> Given exercise
Each entry below is to be transcribed exactly.

——————

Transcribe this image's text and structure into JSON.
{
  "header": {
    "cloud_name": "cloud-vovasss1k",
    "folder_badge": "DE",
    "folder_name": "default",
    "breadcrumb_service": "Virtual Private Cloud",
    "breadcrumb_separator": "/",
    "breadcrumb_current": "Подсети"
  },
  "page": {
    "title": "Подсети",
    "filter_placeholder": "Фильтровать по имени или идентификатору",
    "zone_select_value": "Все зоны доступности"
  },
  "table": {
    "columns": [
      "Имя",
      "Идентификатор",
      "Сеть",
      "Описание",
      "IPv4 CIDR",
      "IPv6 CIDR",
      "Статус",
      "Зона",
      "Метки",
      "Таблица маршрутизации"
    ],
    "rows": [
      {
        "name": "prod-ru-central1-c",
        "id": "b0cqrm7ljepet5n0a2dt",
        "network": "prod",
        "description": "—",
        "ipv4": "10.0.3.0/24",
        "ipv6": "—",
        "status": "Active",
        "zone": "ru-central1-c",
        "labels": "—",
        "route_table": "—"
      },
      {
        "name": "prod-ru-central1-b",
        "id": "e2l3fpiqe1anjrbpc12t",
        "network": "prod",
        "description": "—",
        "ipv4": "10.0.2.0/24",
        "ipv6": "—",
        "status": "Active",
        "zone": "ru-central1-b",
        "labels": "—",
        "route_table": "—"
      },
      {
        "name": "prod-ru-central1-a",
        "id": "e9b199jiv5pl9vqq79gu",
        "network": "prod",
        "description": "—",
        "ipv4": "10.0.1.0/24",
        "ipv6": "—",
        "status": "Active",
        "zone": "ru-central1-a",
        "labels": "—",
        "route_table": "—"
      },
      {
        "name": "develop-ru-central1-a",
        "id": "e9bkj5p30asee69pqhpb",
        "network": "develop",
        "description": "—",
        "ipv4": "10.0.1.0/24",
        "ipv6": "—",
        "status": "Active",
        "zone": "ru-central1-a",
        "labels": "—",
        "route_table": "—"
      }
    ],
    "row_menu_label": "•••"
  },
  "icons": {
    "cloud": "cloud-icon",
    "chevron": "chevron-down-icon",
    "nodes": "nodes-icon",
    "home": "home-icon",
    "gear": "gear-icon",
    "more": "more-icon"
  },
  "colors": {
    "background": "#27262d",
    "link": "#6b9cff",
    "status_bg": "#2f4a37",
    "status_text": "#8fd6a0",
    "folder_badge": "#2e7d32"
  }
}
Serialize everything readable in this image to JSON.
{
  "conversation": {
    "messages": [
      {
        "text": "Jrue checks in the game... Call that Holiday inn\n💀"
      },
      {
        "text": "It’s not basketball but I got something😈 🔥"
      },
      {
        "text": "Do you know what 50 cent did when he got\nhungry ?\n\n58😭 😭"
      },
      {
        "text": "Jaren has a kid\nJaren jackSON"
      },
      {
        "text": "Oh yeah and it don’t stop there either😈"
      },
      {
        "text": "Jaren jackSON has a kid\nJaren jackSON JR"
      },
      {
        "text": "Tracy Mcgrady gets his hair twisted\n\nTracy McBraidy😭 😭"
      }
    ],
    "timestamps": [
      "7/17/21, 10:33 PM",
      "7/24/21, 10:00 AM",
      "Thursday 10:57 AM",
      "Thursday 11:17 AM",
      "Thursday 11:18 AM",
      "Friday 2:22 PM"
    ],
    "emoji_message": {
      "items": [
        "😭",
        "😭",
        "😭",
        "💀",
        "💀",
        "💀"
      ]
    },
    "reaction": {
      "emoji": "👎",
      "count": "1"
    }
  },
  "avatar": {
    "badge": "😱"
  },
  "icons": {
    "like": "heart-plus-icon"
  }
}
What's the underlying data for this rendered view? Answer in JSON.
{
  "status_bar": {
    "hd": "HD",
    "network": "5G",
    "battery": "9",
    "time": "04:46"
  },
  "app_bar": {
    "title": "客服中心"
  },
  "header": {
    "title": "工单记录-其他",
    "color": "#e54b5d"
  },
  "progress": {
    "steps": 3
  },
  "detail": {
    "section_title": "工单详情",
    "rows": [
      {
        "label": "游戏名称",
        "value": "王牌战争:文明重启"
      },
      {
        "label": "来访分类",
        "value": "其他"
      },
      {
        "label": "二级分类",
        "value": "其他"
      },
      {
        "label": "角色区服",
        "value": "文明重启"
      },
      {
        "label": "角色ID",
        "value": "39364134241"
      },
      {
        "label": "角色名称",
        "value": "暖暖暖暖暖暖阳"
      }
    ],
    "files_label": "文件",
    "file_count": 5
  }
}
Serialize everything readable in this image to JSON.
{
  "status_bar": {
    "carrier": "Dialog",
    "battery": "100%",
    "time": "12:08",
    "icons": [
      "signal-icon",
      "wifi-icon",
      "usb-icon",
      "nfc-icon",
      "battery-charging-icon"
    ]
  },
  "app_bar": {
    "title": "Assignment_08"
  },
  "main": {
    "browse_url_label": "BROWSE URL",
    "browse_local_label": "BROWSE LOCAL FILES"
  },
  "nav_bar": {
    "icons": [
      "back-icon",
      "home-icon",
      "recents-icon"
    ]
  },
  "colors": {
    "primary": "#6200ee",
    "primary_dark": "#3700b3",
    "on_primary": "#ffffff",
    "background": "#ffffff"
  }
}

——————

> Written solution
Transcribe this image's text and structure into JSON.
{
  "header": {
    "cloud_name": "cloud-vovasss1k",
    "folder_badge": "DE",
    "folder_name": "default",
    "breadcrumb_service": "Virtual Private Cloud",
    "breadcrumb_separator": "/",
    "breadcrumb_current": "Подсети"
  },
  "page": {
    "title": "Подсети",
    "filter_placeholder": "Фильтровать по имени или идентификатору",
    "zone_select_value": "Все зоны доступности"
  },
  "table": {
    "columns": [
      "Имя",
      "Идентификатор",
      "Сеть",
      "Описание",
      "IPv4 CIDR",
      "IPv6 CIDR",
      "Статус",
      "Зона",
      "Метки",
      "Таблица маршрутизации"
    ],
    "rows": [
      {
        "name": "prod-ru-central1-c",
        "id": "b0cqrm7ljepet5n0a2dt",
        "network": "prod",
        "description": "—",
        "ipv4": "10.0.3.0/24",
        "ipv6": "—",
        "status": "Active",
        "zone": "ru-central1-c",
        "labels": "—",
        "route_table": "—"
      },
      {
        "name": "prod-ru-central1-b",
        "id": "e2l3fpiqe1anjrbpc12t",
        "network": "prod",
        "description": "—",
        "ipv4": "10.0.2.0/24",
        "ipv6": "—",
        "status": "Active",
        "zone": "ru-central1-b",
        "labels": "—",
        "route_table": "—"
      },
      {
        "name": "prod-ru-central1-a",
        "id": "e9b199jiv5pl9vqq79gu",
        "network": "prod",
        "description": "—",
        "ipv4": "10.0.1.0/24",
        "ipv6": "—",
        "status": "Active",
        "zone": "ru-central1-a",
        "labels": "—",
        "route_table": "—"
      },
      {
        "name": "develop-ru-central1-a",
        "id": "e9bkj5p30asee69pqhpb",
        "network": "develop",
        "description": "—",
        "ipv4": "10.0.1.0/24",
        "ipv6": "—",
        "status": "Active",
        "zone": "ru-central1-a",
        "labels": "—",
        "route_table": "—"
      }
    ],
    "row_menu_label": "•••"
  },
  "icons": {
    "cloud": "cloud-icon",
    "chevron": "chevron-down-icon",
    "nodes": "nodes-icon",
    "home": "home-icon",
    "gear": "gear-icon",
    "more": "more-icon"
  },
  "colors": {
    "background": "#27262d",
    "link": "#6b9cff",
    "status_bg": "#2f4a37",
    "status_text": "#8fd6a0",
    "folder_badge": "#2e7d32"
  }
}
Serialize everything readable in this image to JSON.
{
  "conversation": {
    "messages": [
      {
        "text": "Jrue checks in the game... Call that Holiday inn\n💀"
      },
      {
        "text": "It’s not basketball but I got something😈 🔥"
      },
      {
        "text": "Do you know what 50 cent did when he got\nhungry ?\n\n58😭 😭"
      },
      {
        "text": "Jaren has a kid\nJaren jackSON"
      },
      {
        "text": "Oh yeah and it don’t stop there either😈"
      },
      {
        "text": "Jaren jackSON has a kid\nJaren jackSON JR"
      },
      {
        "text": "Tracy Mcgrady gets his hair twisted\n\nTracy McBraidy😭 😭"
      }
    ],
    "timestamps": [
      "7/17/21, 10:33 PM",
      "7/24/21, 10:00 AM",
      "Thursday 10:57 AM",
      "Thursday 11:17 AM",
      "Thursday 11:18 AM",
      "Friday 2:22 PM"
    ],
    "emoji_message": {
      "items": [
        "😭",
        "😭",
        "😭",
        "💀",
        "💀",
        "💀"
      ]
    },
    "reaction": {
      "emoji": "👎",
      "count": "1"
    }
  },
  "avatar": {
    "badge": "😱"
  },
  "icons": {
    "like": "heart-plus-icon"
  }
}
What's the underlying data for this rendered view? Answer in JSON.
{
  "status_bar": {
    "hd": "HD",
    "network": "5G",
    "battery": "9",
    "time": "04:46"
  },
  "app_bar": {
    "title": "客服中心"
  },
  "header": {
    "title": "工单记录-其他",
    "color": "#e54b5d"
  },
  "progress": {
    "steps": 3
  },
  "detail": {
    "section_title": "工单详情",
    "rows": [
      {
        "label": "游戏名称",
        "value": "王牌战争:文明重启"
      },
      {
        "label": "来访分类",
        "value": "其他"
      },
      {
        "label": "二级分类",
        "value": "其他"
      },
      {
        "label": "角色区服",
        "value": "文明重启"
      },
      {
        "label": "角色ID",
        "value": "39364134241"
      },
      {
        "label": "角色名称",
        "value": "暖暖暖暖暖暖阳"
      }
    ],
    "files_label": "文件",
    "file_count": 5
  }
}
Serialize everything readable in this image to JSON.
{
  "status_bar": {
    "carrier": "Dialog",
    "battery": "100%",
    "time": "12:08",
    "icons": [
      "signal-icon",
      "wifi-icon",
      "usb-icon",
      "nfc-icon",
      "battery-charging-icon"
    ]
  },
  "app_bar": {
    "title": "Assignment_08"
  },
  "main": {
    "browse_url_label": "BROWSE URL",
    "browse_local_label": "BROWSE LOCAL FILES"
  },
  "nav_bar": {
    "icons": [
      "back-icon",
      "home-icon",
      "recents-icon"
    ]
  },
  "colors": {
    "primary": "#6200ee",
    "primary_dark": "#3700b3",
    "on_primary": "#ffffff",
    "background": "#ffffff"
  }
}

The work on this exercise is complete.